Rows from a dataset:
:::::

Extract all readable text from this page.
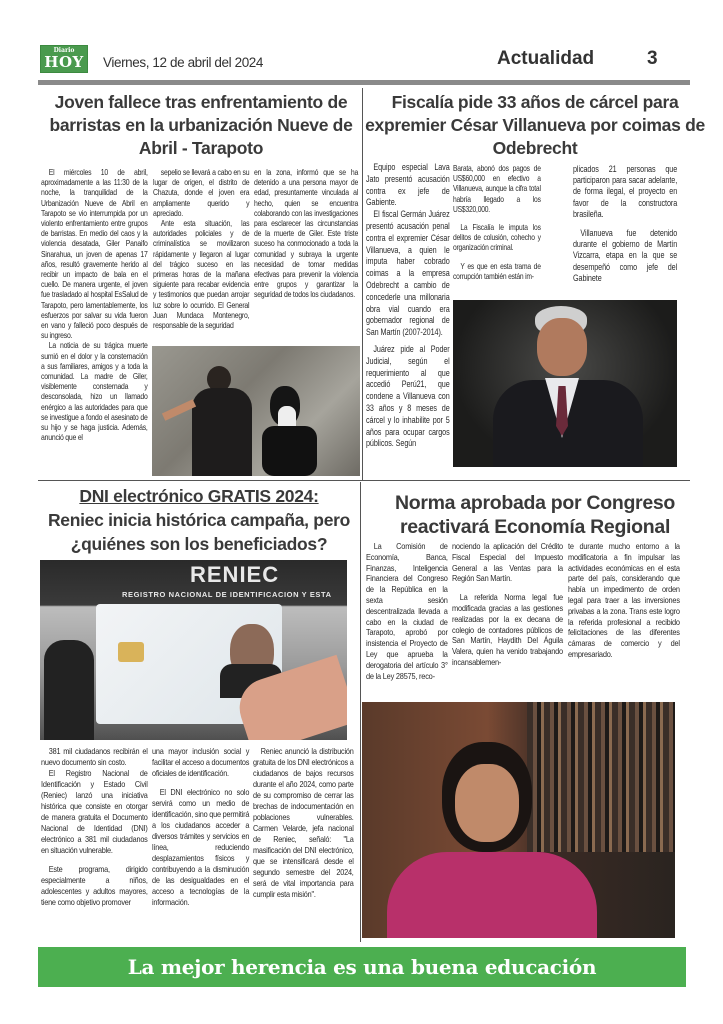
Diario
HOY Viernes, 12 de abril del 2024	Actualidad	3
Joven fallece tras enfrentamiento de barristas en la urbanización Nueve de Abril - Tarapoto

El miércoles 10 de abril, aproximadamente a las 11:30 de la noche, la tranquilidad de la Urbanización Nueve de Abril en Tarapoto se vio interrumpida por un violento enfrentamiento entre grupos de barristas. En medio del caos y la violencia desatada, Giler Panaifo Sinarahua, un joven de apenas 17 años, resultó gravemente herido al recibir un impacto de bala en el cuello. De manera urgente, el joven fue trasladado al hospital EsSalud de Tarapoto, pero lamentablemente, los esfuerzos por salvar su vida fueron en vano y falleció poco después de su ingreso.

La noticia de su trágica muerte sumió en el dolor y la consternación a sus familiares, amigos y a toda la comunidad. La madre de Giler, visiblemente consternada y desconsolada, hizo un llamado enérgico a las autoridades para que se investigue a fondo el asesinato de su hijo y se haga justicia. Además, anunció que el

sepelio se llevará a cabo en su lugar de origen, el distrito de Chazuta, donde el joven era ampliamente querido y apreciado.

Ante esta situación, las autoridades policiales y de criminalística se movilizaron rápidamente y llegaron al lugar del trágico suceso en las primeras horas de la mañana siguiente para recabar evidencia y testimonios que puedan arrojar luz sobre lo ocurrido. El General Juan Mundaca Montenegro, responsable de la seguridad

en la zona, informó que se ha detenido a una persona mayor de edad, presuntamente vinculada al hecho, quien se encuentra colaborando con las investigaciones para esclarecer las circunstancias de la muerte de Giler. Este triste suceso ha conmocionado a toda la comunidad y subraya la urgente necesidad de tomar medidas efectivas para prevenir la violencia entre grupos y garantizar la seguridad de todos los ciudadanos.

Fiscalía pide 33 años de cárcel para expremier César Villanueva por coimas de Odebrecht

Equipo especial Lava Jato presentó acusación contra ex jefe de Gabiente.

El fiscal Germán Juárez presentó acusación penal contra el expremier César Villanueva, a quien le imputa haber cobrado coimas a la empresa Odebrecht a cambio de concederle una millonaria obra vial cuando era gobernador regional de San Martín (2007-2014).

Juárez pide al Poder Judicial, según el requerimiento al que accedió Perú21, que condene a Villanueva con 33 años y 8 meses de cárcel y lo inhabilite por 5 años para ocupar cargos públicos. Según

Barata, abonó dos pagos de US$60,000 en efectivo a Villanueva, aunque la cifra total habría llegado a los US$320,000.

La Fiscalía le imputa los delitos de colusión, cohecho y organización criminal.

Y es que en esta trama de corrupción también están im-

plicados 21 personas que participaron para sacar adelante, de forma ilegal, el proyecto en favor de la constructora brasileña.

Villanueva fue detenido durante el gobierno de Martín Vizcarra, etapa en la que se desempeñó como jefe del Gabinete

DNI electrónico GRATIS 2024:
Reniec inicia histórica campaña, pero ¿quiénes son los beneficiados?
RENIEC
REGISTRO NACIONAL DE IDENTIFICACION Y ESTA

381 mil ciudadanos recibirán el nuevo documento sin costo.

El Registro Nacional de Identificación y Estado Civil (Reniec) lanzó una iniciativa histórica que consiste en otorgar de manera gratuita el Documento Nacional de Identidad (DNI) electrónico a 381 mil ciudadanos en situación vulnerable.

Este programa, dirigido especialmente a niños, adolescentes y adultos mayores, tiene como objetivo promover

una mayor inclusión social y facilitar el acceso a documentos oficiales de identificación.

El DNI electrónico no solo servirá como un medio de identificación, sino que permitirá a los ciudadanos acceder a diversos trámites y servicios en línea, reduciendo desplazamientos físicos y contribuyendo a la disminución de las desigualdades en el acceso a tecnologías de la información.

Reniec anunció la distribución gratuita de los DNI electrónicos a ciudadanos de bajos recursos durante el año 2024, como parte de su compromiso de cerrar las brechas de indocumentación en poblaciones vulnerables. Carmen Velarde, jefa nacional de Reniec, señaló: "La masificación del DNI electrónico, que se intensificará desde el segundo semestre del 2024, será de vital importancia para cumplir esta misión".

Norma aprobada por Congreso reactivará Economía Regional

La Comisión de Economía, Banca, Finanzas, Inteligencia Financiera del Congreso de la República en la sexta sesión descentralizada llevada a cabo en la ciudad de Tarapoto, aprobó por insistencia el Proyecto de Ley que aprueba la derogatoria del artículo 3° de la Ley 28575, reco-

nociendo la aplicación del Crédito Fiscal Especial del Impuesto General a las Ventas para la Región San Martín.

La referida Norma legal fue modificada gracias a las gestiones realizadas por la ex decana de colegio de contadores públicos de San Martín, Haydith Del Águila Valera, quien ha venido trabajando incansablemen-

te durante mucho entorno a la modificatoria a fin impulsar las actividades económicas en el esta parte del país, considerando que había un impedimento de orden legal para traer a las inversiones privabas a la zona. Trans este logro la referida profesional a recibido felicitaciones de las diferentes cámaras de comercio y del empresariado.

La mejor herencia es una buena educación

:::::

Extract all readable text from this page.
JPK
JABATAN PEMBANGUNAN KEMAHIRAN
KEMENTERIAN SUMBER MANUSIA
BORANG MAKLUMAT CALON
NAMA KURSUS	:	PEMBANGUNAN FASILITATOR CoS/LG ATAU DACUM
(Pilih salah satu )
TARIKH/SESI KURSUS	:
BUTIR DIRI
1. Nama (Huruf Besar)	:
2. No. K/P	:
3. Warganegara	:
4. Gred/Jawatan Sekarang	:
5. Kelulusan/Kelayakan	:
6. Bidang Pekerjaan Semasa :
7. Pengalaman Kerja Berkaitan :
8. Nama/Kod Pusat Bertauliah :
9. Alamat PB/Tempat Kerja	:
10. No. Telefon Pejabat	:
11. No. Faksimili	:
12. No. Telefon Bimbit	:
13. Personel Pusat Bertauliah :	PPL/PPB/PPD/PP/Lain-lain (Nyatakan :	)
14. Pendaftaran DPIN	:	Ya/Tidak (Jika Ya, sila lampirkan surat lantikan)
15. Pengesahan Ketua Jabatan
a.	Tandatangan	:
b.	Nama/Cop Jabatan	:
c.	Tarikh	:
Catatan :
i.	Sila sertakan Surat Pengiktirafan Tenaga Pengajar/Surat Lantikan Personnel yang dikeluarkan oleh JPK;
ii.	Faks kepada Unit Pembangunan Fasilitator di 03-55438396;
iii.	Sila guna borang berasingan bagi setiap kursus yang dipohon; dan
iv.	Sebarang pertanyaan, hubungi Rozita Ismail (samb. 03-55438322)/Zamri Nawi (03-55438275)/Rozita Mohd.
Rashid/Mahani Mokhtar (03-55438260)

:::::

**REQUIREMENT**
Search the data for "detenido". Copy every line that has it.

**RESULT**
en la zona, informó que se ha detenido a una persona mayor de edad, presuntamente vinculada al hecho, quien se encuentra colaborando con las investigaciones para esclarecer las circunstancias de la muerte de Giler. Este triste suceso ha conmocionado a toda la comunidad y subraya la urgente necesidad de tomar medidas efectivas para prevenir la violencia entre grupos y garantizar la seguridad de todos los ciudadanos.
Villanueva fue detenido durante el gobierno de Martín Vizcarra, etapa en la que se desempeñó como jefe del Gabinete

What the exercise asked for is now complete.